== Exercise prompt ==
Each line of the material must be returned exactly.
Given entries start
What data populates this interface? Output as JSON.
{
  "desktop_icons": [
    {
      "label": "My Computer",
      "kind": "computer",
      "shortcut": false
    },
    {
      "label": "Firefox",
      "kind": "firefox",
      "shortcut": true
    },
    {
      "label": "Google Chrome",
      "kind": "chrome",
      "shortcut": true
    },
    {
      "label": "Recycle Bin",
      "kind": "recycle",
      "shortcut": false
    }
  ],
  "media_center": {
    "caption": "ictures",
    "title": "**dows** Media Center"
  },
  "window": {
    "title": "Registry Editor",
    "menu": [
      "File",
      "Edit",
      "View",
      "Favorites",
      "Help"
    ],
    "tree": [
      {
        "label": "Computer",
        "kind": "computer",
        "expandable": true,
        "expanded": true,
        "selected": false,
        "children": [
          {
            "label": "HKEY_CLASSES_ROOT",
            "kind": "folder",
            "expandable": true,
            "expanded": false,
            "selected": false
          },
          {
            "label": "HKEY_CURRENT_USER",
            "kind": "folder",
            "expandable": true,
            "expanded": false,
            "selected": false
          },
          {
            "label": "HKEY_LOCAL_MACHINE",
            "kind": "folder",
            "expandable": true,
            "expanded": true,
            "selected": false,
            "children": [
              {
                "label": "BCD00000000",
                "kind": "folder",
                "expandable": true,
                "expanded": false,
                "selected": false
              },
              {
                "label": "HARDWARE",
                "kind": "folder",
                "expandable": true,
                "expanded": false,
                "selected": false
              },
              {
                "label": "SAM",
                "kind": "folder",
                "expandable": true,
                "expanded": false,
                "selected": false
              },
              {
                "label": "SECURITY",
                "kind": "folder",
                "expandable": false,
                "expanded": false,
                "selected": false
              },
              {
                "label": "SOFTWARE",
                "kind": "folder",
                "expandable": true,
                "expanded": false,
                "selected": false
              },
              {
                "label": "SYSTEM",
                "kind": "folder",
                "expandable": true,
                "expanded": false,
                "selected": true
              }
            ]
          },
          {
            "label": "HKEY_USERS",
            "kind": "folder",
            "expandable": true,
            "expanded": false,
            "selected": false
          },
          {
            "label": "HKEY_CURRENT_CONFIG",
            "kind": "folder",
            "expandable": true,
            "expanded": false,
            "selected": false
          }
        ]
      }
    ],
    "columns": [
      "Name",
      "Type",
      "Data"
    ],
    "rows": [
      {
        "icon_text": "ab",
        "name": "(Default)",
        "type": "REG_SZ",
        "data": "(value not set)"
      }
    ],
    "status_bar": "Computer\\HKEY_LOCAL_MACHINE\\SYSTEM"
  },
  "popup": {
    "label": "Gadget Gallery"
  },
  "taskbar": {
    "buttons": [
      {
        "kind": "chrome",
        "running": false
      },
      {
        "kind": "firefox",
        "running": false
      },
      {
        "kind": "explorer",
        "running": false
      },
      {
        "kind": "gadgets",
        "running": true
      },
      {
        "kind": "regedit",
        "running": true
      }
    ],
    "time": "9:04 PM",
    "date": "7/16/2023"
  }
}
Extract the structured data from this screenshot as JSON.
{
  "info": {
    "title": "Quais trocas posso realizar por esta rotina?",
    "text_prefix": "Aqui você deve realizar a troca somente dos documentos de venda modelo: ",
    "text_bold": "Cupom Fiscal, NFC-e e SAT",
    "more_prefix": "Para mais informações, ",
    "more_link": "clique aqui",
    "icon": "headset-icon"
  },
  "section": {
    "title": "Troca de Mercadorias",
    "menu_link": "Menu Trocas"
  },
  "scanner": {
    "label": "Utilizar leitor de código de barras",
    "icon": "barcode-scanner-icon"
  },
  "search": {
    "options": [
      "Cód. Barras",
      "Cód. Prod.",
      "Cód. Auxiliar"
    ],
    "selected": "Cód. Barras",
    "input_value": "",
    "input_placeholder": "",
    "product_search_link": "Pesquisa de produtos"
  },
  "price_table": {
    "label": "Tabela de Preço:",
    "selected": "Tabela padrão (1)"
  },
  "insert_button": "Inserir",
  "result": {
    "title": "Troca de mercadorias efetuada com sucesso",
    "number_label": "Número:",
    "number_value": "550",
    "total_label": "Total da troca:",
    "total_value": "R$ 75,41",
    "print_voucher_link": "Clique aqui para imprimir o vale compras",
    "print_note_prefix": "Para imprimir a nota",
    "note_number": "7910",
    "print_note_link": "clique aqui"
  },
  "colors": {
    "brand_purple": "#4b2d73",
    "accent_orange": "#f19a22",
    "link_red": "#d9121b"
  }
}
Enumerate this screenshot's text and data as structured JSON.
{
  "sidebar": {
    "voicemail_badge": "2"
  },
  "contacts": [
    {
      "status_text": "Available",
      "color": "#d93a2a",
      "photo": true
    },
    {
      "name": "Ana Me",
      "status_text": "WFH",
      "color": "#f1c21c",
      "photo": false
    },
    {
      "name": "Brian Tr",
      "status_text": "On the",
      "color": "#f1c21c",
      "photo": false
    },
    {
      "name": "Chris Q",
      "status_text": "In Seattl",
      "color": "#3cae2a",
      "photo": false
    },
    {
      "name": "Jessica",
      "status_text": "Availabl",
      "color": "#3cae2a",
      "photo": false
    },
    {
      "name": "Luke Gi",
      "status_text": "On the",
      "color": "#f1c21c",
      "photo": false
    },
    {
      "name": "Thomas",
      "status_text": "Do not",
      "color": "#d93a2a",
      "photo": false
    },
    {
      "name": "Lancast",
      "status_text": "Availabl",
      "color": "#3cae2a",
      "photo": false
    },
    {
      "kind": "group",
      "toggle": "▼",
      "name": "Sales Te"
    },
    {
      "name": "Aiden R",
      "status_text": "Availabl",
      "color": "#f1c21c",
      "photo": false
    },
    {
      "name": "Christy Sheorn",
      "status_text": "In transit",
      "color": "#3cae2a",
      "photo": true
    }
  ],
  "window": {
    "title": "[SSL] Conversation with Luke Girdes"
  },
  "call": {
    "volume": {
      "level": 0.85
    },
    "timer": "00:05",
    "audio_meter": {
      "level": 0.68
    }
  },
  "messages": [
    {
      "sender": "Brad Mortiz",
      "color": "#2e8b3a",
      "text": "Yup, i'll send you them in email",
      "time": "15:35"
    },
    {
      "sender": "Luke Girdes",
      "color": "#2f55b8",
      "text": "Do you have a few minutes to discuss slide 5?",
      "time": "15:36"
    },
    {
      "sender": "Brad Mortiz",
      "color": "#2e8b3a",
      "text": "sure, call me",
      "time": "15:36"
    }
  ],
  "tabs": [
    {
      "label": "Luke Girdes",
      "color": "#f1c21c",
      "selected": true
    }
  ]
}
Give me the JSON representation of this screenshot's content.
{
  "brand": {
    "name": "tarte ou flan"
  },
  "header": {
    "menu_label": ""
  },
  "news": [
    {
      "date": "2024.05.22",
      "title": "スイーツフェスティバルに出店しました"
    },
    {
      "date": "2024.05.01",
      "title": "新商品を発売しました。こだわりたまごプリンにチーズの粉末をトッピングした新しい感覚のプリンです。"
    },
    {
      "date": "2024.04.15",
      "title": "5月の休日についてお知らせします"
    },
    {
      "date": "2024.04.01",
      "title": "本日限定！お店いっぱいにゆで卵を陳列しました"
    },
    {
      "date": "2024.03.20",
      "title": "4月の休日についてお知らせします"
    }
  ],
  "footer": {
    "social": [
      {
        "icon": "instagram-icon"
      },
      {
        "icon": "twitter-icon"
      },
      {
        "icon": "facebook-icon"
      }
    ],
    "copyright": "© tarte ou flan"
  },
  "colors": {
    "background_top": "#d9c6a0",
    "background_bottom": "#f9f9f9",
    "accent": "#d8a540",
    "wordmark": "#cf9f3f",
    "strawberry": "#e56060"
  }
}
Given entries end
== Answer for this exercise ==
What data populates this interface? Output as JSON.
{
  "desktop_icons": [
    {
      "label": "My Computer",
      "kind": "computer",
      "shortcut": false
    },
    {
      "label": "Firefox",
      "kind": "firefox",
      "shortcut": true
    },
    {
      "label": "Google Chrome",
      "kind": "chrome",
      "shortcut": true
    },
    {
      "label": "Recycle Bin",
      "kind": "recycle",
      "shortcut": false
    }
  ],
  "media_center": {
    "caption": "ictures",
    "title": "**dows** Media Center"
  },
  "window": {
    "title": "Registry Editor",
    "menu": [
      "File",
      "Edit",
      "View",
      "Favorites",
      "Help"
    ],
    "tree": [
      {
        "label": "Computer",
        "kind": "computer",
        "expandable": true,
        "expanded": true,
        "selected": false,
        "children": [
          {
            "label": "HKEY_CLASSES_ROOT",
            "kind": "folder",
            "expandable": true,
            "expanded": false,
            "selected": false
          },
          {
            "label": "HKEY_CURRENT_USER",
            "kind": "folder",
            "expandable": true,
            "expanded": false,
            "selected": false
          },
          {
            "label": "HKEY_LOCAL_MACHINE",
            "kind": "folder",
            "expandable": true,
            "expanded": true,
            "selected": false,
            "children": [
              {
                "label": "BCD00000000",
                "kind": "folder",
                "expandable": true,
                "expanded": false,
                "selected": false
              },
              {
                "label": "HARDWARE",
                "kind": "folder",
                "expandable": true,
                "expanded": false,
                "selected": false
              },
              {
                "label": "SAM",
                "kind": "folder",
                "expandable": true,
                "expanded": false,
                "selected": false
              },
              {
                "label": "SECURITY",
                "kind": "folder",
                "expandable": false,
                "expanded": false,
                "selected": false
              },
              {
                "label": "SOFTWARE",
                "kind": "folder",
                "expandable": true,
                "expanded": false,
                "selected": false
              },
              {
                "label": "SYSTEM",
                "kind": "folder",
                "expandable": true,
                "expanded": false,
                "selected": true
              }
            ]
          },
          {
            "label": "HKEY_USERS",
            "kind": "folder",
            "expandable": true,
            "expanded": false,
            "selected": false
          },
          {
            "label": "HKEY_CURRENT_CONFIG",
            "kind": "folder",
            "expandable": true,
            "expanded": false,
            "selected": false
          }
        ]
      }
    ],
    "columns": [
      "Name",
      "Type",
      "Data"
    ],
    "rows": [
      {
        "icon_text": "ab",
        "name": "(Default)",
        "type": "REG_SZ",
        "data": "(value not set)"
      }
    ],
    "status_bar": "Computer\\HKEY_LOCAL_MACHINE\\SYSTEM"
  },
  "popup": {
    "label": "Gadget Gallery"
  },
  "taskbar": {
    "buttons": [
      {
        "kind": "chrome",
        "running": false
      },
      {
        "kind": "firefox",
        "running": false
      },
      {
        "kind": "explorer",
        "running": false
      },
      {
        "kind": "gadgets",
        "running": true
      },
      {
        "kind": "regedit",
        "running": true
      }
    ],
    "time": "9:04 PM",
    "date": "7/16/2023"
  }
}
Extract the structured data from this screenshot as JSON.
{
  "info": {
    "title": "Quais trocas posso realizar por esta rotina?",
    "text_prefix": "Aqui você deve realizar a troca somente dos documentos de venda modelo: ",
    "text_bold": "Cupom Fiscal, NFC-e e SAT",
    "more_prefix": "Para mais informações, ",
    "more_link": "clique aqui",
    "icon": "headset-icon"
  },
  "section": {
    "title": "Troca de Mercadorias",
    "menu_link": "Menu Trocas"
  },
  "scanner": {
    "label": "Utilizar leitor de código de barras",
    "icon": "barcode-scanner-icon"
  },
  "search": {
    "options": [
      "Cód. Barras",
      "Cód. Prod.",
      "Cód. Auxiliar"
    ],
    "selected": "Cód. Barras",
    "input_value": "",
    "input_placeholder": "",
    "product_search_link": "Pesquisa de produtos"
  },
  "price_table": {
    "label": "Tabela de Preço:",
    "selected": "Tabela padrão (1)"
  },
  "insert_button": "Inserir",
  "result": {
    "title": "Troca de mercadorias efetuada com sucesso",
    "number_label": "Número:",
    "number_value": "550",
    "total_label": "Total da troca:",
    "total_value": "R$ 75,41",
    "print_voucher_link": "Clique aqui para imprimir o vale compras",
    "print_note_prefix": "Para imprimir a nota",
    "note_number": "7910",
    "print_note_link": "clique aqui"
  },
  "colors": {
    "brand_purple": "#4b2d73",
    "accent_orange": "#f19a22",
    "link_red": "#d9121b"
  }
}
Enumerate this screenshot's text and data as structured JSON.
{
  "sidebar": {
    "voicemail_badge": "2"
  },
  "contacts": [
    {
      "status_text": "Available",
      "color": "#d93a2a",
      "photo": true
    },
    {
      "name": "Ana Me",
      "status_text": "WFH",
      "color": "#f1c21c",
      "photo": false
    },
    {
      "name": "Brian Tr",
      "status_text": "On the",
      "color": "#f1c21c",
      "photo": false
    },
    {
      "name": "Chris Q",
      "status_text": "In Seattl",
      "color": "#3cae2a",
      "photo": false
    },
    {
      "name": "Jessica",
      "status_text": "Availabl",
      "color": "#3cae2a",
      "photo": false
    },
    {
      "name": "Luke Gi",
      "status_text": "On the",
      "color": "#f1c21c",
      "photo": false
    },
    {
      "name": "Thomas",
      "status_text": "Do not",
      "color": "#d93a2a",
      "photo": false
    },
    {
      "name": "Lancast",
      "status_text": "Availabl",
      "color": "#3cae2a",
      "photo": false
    },
    {
      "kind": "group",
      "toggle": "▼",
      "name": "Sales Te"
    },
    {
      "name": "Aiden R",
      "status_text": "Availabl",
      "color": "#f1c21c",
      "photo": false
    },
    {
      "name": "Christy Sheorn",
      "status_text": "In transit",
      "color": "#3cae2a",
      "photo": true
    }
  ],
  "window": {
    "title": "[SSL] Conversation with Luke Girdes"
  },
  "call": {
    "volume": {
      "level": 0.85
    },
    "timer": "00:05",
    "audio_meter": {
      "level": 0.68
    }
  },
  "messages": [
    {
      "sender": "Brad Mortiz",
      "color": "#2e8b3a",
      "text": "Yup, i'll send you them in email",
      "time": "15:35"
    },
    {
      "sender": "Luke Girdes",
      "color": "#2f55b8",
      "text": "Do you have a few minutes to discuss slide 5?",
      "time": "15:36"
    },
    {
      "sender": "Brad Mortiz",
      "color": "#2e8b3a",
      "text": "sure, call me",
      "time": "15:36"
    }
  ],
  "tabs": [
    {
      "label": "Luke Girdes",
      "color": "#f1c21c",
      "selected": true
    }
  ]
}
Give me the JSON representation of this screenshot's content.
{
  "brand": {
    "name": "tarte ou flan"
  },
  "header": {
    "menu_label": ""
  },
  "news": [
    {
      "date": "2024.05.22",
      "title": "スイーツフェスティバルに出店しました"
    },
    {
      "date": "2024.05.01",
      "title": "新商品を発売しました。こだわりたまごプリンにチーズの粉末をトッピングした新しい感覚のプリンです。"
    },
    {
      "date": "2024.04.15",
      "title": "5月の休日についてお知らせします"
    },
    {
      "date": "2024.04.01",
      "title": "本日限定！お店いっぱいにゆで卵を陳列しました"
    },
    {
      "date": "2024.03.20",
      "title": "4月の休日についてお知らせします"
    }
  ],
  "footer": {
    "social": [
      {
        "icon": "instagram-icon"
      },
      {
        "icon": "twitter-icon"
      },
      {
        "icon": "facebook-icon"
      }
    ],
    "copyright": "© tarte ou flan"
  },
  "colors": {
    "background_top": "#d9c6a0",
    "background_bottom": "#f9f9f9",
    "accent": "#d8a540",
    "wordmark": "#cf9f3f",
    "strawberry": "#e56060"
  }
}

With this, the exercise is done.